----- 文档片段 -----
抗结核药物所致肝毒性的发生率及危险因素评估

Incidence of hepatotoxicity due to antitubercular medicines and assessment of risk factors.

作者信息

Shakya Rajani, Rao B Subba, Shrestha Bhawana

机构信息

Department of Pharmacy, Kathmandu University, Dhulikhel, Nepal.

出版信息

Ann Pharmacother. 2004 Jun;38(6):1074-9. doi: 10.1345/aph.1D525. Epub 2004 Apr 30.

DOI:10.1345/aph.1D525

PMID:15122004

Abstract

BACKGROUND

Antitubercular drugs cause derangement of hepatic function revealed by clinical examination and abnormal liver function test results. Potential hepatotoxicity of some of the first-line antitubercular agents remains a problem, especially during the initial period of treatment.

OBJECTIVE

To determine the incidence of antitubercular drug-induced hepatotoxicity in a Nepalese urban population and assess the risk factors.

METHOD

Fifty patients diagnosed with active tuberculosis infection with normal pretreatment liver function were monitored clinically as well as biochemically in a prospective cohort analysis.

RESULTS

Antitubercular drugs were found to be associated with derangement of hepatic function, resulting in elevation of liver enzymes to a variable extent (t = -4.550, p < 0.01 for aspartate aminotransferase [AST]; t = -5.467, p < 0.01 for alanine aminotransferase [ALT] at 95% CI). Thirty-eight percent of patients had 2 times and 30% had >3 times elevation of ALT. Similarly, 40% and 29% of patients showed 2 and >3 times elevation of the AST level, respectively. Four patients (8%) developed drug-induced hepatotoxicity. Jaundice was the presenting symptom in all patients. The time interval for onset of hepatotoxicity after initiation of therapy was 12-60 days (median 28). Antitubercular drug-induced hepatotoxicity was found more often in younger patients (6% vs 2%; p = 0.368, OR 2.75). Female gender was also a higher risk (p = 0.219, OR 4.2). Most patients who had developed hepatitis were diagnosed per sputum-smear positive reactions. Nutritional status, assessed by body mass index and serum albumin level, was the next predisposing factor.
----- 原始数据 -----
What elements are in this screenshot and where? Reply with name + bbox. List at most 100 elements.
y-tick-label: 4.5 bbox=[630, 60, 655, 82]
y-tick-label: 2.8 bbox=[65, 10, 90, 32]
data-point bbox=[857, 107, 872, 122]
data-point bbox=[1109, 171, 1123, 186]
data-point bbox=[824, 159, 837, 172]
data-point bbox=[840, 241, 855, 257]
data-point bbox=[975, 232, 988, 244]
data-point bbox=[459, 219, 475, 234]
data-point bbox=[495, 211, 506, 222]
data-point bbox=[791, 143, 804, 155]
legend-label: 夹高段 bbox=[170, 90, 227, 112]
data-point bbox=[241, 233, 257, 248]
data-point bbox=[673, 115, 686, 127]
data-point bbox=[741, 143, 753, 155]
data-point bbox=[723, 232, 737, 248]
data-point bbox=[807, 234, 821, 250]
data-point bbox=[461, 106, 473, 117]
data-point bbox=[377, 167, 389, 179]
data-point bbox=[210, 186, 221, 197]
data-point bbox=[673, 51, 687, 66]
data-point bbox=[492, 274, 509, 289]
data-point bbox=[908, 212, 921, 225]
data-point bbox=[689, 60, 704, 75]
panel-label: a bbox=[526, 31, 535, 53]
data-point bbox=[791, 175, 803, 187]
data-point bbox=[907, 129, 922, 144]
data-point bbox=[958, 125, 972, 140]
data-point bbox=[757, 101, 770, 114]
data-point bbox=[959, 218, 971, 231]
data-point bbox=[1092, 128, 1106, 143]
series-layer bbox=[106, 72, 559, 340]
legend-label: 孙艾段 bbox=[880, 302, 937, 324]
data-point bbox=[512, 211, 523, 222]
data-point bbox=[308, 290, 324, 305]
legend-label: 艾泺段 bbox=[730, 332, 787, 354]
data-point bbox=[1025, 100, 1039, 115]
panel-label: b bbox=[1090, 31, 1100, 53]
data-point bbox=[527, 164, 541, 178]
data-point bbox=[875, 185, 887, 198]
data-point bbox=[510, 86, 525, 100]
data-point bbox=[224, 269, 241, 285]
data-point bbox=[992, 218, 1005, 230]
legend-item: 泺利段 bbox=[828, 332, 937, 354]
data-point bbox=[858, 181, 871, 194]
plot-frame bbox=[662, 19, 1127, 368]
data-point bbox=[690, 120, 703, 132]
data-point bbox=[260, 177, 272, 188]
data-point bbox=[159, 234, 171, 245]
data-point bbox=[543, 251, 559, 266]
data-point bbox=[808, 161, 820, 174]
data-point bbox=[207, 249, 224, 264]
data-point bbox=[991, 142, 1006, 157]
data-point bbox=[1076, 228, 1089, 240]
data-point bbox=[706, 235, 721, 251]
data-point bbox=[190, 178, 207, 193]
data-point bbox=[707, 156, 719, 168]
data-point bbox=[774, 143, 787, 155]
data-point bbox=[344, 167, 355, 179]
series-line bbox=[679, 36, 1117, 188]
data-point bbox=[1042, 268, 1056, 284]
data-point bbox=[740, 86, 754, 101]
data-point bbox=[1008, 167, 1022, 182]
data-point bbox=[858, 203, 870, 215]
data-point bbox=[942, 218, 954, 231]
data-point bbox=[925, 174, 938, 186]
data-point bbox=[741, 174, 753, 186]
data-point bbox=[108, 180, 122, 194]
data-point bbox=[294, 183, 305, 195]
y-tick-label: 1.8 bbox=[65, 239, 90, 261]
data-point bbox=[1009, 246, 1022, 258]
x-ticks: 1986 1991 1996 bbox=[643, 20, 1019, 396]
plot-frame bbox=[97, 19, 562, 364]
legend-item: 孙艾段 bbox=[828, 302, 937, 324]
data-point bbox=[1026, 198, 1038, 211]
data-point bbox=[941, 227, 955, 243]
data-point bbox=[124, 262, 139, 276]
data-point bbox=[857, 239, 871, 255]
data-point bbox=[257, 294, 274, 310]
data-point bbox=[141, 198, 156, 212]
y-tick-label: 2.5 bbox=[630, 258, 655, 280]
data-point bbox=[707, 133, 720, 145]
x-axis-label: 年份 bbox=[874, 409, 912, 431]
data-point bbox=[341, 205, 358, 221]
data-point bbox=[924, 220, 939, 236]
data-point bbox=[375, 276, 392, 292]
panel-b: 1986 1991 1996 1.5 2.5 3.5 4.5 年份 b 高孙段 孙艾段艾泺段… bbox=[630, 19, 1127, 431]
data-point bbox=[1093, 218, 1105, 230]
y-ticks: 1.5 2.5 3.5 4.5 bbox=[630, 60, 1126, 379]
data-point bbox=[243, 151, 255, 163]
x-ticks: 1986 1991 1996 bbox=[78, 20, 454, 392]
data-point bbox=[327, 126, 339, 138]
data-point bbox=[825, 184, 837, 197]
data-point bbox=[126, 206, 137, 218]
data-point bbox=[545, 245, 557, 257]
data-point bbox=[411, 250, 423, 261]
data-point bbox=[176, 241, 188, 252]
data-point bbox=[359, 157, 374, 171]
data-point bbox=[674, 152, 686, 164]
-----
**任务事项 1**: 根据这篇文献，判断下列说法是否正确：(a) 研究共监测了五十名患者；(b) 肝毒性在开始治疗后发作的中位时间为60天；(c) 作者所属机构为加德满都大学药学系。每项回答“是”或“否”，并原样引用文献中起决定作用的原文。
**任务事项 2**: 更新这篇文献中从“DOI:10.1345/aph.1D525”开始、一直到“the risk factors.”为止的部分，把其中的“urban”改为“rural”后给出。

**结果 1**:
(a) 是。“Fifty patients diagnosed with active tuberculosis infection with normal pretreatment liver function were monitored clinically as well as biochemically”
(b) 否。“The time interval for onset of hepatotoxicity after initiation of therapy was 12-60 days (median 28).”
(c) 是。“Department of Pharmacy, Kathmandu University, Dhulikhel, Nepal.”

**结果 2**:
DOI:10.1345/aph.1D525

PMID:15122004

Abstract

BACKGROUND

Antitubercular drugs cause derangement of hepatic function revealed by clinical examination and abnormal liver function test results. Potential hepatotoxicity of some of the first-line antitubercular agents remains a problem, especially during the initial period of treatment.

OBJECTIVE

To determine the incidence of antitubercular drug-induced hepatotoxicity in a Nepalese rural population and assess the risk factors.